'''

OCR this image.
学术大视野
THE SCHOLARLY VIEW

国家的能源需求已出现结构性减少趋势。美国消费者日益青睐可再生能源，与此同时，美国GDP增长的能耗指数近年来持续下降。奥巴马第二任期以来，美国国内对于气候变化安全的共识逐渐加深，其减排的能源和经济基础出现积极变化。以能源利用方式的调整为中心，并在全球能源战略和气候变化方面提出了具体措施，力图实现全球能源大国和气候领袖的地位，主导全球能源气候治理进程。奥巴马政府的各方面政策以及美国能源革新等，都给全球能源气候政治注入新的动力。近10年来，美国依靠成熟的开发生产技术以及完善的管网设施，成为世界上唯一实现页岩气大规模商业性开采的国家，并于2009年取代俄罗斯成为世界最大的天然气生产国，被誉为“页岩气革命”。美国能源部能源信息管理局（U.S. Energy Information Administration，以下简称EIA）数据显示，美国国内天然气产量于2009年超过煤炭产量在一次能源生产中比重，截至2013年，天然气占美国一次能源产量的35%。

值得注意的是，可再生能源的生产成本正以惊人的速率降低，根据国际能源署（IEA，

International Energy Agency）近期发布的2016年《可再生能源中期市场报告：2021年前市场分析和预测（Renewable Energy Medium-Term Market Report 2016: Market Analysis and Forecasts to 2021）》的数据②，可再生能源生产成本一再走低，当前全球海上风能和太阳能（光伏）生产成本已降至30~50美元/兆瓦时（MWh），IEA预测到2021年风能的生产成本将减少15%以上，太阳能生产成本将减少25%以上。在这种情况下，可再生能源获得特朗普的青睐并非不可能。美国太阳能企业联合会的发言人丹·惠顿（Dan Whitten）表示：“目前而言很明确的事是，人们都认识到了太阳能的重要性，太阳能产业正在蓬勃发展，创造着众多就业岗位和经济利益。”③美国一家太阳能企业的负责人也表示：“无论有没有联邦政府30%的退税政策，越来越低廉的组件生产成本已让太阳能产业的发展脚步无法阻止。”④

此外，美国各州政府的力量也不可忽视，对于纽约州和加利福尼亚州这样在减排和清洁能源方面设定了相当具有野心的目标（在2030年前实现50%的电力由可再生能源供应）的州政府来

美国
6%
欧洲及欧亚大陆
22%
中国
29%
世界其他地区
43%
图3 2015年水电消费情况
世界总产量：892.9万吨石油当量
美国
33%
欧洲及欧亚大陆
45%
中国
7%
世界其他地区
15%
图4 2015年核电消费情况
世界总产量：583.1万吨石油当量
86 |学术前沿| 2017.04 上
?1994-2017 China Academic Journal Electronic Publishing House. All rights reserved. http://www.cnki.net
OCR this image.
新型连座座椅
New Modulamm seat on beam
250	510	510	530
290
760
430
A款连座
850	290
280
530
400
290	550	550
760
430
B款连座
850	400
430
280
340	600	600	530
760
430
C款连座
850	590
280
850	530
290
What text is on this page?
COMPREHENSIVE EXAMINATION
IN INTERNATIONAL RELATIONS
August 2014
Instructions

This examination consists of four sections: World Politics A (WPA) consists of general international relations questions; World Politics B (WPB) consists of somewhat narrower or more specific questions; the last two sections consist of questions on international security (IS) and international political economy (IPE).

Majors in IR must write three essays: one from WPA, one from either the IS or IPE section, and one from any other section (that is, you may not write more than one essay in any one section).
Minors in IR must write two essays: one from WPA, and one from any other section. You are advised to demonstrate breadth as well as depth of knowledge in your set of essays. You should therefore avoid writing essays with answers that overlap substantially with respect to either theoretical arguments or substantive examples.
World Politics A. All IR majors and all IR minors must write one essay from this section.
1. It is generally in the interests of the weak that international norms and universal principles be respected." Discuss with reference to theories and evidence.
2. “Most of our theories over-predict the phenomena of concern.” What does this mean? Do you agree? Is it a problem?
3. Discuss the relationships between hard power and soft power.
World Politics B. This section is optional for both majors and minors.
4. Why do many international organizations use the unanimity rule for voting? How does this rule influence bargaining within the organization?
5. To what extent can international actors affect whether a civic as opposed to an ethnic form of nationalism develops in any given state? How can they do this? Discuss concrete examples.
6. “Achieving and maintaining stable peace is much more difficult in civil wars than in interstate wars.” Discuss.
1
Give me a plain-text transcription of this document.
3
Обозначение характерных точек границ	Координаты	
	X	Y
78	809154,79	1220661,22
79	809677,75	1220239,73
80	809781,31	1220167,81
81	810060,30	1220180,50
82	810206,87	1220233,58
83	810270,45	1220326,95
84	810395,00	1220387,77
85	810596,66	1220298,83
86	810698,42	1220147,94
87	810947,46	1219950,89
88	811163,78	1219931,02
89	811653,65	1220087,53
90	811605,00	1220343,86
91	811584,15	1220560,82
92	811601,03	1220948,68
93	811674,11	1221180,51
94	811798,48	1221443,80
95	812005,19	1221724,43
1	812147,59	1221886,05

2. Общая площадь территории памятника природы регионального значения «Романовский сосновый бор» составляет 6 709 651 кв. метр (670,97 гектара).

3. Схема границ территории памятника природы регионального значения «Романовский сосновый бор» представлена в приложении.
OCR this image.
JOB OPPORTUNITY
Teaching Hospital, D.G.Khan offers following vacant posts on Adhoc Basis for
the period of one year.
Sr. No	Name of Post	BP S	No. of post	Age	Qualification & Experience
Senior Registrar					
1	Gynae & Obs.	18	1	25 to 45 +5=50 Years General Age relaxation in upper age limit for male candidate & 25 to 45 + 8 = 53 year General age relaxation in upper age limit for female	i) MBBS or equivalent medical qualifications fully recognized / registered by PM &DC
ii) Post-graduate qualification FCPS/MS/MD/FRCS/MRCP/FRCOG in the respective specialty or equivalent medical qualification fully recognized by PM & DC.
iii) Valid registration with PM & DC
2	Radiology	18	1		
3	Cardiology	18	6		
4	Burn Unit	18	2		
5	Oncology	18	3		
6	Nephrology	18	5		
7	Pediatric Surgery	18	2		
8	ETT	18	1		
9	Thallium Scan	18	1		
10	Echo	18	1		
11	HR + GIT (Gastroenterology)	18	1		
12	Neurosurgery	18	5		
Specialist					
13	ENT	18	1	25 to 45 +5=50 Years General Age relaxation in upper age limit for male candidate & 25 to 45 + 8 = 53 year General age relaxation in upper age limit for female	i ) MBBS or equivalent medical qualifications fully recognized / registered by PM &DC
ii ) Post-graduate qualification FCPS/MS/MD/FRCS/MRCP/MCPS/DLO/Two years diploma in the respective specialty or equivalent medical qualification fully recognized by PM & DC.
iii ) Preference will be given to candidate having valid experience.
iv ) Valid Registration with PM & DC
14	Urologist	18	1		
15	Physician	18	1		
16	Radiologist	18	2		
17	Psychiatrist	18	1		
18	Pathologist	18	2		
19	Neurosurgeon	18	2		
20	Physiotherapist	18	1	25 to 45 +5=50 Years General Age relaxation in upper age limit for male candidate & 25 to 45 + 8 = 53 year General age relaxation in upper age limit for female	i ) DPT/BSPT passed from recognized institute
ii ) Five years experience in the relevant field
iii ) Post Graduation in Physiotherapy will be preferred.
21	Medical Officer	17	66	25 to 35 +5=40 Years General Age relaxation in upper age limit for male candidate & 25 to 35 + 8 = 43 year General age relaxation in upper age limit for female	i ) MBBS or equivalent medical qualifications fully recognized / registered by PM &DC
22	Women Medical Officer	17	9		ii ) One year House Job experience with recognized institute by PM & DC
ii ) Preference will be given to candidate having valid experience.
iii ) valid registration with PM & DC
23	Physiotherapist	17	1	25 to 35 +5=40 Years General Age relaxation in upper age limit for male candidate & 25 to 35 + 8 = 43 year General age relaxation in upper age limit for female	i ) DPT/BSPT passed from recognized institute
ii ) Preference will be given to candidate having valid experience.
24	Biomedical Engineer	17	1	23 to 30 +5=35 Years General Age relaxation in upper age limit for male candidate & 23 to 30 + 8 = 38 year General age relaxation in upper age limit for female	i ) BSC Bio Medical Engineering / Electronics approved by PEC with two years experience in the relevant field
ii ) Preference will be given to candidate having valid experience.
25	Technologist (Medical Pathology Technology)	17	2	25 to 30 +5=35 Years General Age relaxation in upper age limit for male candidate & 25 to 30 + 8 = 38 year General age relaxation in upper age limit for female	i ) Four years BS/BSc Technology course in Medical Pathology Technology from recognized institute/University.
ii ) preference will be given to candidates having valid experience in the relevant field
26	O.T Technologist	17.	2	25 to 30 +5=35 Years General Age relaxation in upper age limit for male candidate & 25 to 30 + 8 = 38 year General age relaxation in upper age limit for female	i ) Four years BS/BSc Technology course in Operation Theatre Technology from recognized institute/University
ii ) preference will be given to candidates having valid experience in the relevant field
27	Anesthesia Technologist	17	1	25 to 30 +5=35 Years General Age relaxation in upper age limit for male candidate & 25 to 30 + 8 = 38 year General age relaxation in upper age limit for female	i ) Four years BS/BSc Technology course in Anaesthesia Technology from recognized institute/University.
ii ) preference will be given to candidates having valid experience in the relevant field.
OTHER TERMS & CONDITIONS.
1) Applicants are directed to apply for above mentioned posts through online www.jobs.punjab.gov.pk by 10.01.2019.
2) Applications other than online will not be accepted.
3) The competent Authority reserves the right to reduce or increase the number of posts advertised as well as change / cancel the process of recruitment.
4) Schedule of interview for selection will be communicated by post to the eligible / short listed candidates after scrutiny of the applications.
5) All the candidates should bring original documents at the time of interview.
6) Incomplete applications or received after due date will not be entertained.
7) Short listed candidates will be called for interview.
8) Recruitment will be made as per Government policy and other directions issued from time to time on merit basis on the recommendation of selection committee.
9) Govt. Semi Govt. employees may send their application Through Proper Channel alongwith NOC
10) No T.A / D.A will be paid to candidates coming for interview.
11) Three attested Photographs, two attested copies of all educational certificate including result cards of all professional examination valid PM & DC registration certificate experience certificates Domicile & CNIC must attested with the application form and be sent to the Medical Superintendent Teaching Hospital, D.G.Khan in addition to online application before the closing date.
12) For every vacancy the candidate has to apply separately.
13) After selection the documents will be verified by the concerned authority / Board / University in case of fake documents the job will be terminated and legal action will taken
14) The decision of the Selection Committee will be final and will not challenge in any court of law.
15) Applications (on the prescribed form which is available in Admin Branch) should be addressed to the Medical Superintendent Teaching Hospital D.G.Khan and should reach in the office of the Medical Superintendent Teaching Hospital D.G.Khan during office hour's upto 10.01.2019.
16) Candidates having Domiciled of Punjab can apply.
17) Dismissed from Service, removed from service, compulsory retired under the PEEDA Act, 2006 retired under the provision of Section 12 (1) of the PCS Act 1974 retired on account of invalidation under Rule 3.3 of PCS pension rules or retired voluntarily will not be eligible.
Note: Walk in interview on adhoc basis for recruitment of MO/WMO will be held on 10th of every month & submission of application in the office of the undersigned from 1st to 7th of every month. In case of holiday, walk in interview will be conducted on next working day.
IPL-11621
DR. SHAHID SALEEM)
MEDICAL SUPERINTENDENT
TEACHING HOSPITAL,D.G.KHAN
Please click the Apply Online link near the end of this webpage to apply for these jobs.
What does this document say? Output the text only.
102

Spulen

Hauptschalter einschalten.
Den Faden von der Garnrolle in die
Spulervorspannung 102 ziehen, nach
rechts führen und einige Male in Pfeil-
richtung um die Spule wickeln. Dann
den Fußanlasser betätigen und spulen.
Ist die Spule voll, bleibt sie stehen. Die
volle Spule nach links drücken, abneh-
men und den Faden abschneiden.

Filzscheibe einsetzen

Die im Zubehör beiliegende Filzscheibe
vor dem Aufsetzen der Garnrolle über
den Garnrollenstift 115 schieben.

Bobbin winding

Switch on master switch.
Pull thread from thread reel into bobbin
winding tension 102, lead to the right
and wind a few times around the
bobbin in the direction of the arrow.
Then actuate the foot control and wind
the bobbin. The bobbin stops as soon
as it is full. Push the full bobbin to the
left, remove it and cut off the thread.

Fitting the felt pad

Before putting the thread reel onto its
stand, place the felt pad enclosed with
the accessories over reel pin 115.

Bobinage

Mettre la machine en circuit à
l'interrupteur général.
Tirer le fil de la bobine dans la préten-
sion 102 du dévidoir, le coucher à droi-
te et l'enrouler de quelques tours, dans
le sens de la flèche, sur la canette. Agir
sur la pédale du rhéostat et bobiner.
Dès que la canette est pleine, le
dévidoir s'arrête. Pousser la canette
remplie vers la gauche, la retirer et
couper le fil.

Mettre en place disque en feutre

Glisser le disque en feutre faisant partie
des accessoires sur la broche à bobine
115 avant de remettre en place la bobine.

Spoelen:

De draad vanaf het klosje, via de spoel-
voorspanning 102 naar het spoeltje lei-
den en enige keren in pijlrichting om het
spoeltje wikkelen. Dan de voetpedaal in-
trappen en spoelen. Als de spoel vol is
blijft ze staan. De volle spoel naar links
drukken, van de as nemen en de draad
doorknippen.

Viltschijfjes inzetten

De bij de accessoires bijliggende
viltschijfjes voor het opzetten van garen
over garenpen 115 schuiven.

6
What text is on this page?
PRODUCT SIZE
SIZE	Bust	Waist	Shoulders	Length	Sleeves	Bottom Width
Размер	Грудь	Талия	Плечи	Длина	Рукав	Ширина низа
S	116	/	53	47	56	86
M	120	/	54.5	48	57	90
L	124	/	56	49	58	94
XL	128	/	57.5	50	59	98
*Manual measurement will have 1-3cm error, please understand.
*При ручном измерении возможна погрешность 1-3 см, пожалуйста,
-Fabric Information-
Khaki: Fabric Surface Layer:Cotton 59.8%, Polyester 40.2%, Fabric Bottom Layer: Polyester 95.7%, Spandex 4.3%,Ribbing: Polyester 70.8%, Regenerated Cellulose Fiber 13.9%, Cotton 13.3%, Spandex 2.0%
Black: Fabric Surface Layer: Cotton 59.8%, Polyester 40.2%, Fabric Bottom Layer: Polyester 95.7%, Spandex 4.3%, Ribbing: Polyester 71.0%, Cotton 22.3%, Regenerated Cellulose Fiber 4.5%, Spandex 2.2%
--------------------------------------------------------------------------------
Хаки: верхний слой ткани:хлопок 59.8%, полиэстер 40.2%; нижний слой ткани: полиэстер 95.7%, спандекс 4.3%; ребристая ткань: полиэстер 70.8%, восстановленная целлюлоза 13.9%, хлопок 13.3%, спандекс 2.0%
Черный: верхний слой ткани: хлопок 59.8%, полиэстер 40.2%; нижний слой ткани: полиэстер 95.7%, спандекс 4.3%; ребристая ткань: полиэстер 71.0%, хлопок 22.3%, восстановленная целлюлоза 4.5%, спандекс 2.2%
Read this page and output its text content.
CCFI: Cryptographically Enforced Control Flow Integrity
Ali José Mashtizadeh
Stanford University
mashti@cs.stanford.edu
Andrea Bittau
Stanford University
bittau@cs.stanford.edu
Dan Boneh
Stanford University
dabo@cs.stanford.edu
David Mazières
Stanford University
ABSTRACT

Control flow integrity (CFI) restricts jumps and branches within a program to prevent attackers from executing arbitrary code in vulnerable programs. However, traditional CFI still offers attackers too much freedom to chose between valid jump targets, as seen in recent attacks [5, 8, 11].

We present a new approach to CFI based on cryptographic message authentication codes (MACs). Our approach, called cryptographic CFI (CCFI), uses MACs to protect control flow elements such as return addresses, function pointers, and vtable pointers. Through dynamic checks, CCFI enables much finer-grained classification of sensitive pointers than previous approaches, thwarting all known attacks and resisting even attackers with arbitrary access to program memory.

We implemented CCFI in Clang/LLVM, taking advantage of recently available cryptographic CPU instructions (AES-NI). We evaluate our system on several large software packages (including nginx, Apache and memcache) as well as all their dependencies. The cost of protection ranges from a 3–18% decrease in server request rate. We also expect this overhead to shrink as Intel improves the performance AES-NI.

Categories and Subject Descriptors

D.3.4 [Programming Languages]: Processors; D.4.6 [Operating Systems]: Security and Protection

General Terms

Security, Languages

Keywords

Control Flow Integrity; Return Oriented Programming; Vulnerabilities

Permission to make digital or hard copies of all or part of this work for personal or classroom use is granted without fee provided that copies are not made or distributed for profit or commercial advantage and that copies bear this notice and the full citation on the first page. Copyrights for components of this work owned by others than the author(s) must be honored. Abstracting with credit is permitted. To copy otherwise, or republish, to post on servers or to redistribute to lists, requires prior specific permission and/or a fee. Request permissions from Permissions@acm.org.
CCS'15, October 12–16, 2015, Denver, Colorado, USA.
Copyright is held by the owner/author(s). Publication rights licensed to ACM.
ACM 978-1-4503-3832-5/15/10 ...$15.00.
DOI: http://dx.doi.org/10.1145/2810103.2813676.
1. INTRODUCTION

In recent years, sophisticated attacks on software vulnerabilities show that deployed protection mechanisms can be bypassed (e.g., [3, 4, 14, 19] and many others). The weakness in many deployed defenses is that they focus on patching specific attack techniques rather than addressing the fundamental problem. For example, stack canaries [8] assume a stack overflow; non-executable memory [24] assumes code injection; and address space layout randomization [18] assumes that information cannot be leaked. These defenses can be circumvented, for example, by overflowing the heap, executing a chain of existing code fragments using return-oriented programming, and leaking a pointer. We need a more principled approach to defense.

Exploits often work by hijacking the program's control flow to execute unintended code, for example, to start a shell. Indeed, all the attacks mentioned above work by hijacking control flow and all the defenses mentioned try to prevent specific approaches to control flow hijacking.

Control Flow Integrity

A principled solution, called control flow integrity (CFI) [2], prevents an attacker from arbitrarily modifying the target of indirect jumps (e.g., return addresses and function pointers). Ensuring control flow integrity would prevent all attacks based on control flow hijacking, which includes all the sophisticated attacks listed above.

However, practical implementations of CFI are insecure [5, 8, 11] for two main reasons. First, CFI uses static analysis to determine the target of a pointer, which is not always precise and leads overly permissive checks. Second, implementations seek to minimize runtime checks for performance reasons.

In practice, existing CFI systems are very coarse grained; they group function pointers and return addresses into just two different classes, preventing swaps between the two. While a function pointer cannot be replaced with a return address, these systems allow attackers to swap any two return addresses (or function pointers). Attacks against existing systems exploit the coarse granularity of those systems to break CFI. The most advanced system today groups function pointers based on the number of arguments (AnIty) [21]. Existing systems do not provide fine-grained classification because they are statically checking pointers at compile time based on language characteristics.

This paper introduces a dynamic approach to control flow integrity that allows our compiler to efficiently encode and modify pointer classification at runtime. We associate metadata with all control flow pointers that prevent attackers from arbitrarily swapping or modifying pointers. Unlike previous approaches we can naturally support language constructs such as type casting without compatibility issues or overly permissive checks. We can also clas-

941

'''

▶ TASK DESCRIPTION
Identify the lines that contain the string "modifying", and copy every one of them.

▶ WORKED ANSWER
A principled solution, called control flow integrity (CFI) [2], prevents an attacker from arbitrarily modifying the target of indirect jumps (e.g., return addresses and function pointers). Ensuring control flow integrity would prevent all attacks based on control flow hijacking, which includes all the sophisticated attacks listed above.
This paper introduces a dynamic approach to control flow integrity that allows our compiler to efficiently encode and modify pointer classification at runtime. We associate metadata with all control flow pointers that prevent attackers from arbitrarily swapping or modifying pointers. Unlike previous approaches we can naturally support language constructs such as type casting without compatibility issues or overly permissive checks. We can also clas-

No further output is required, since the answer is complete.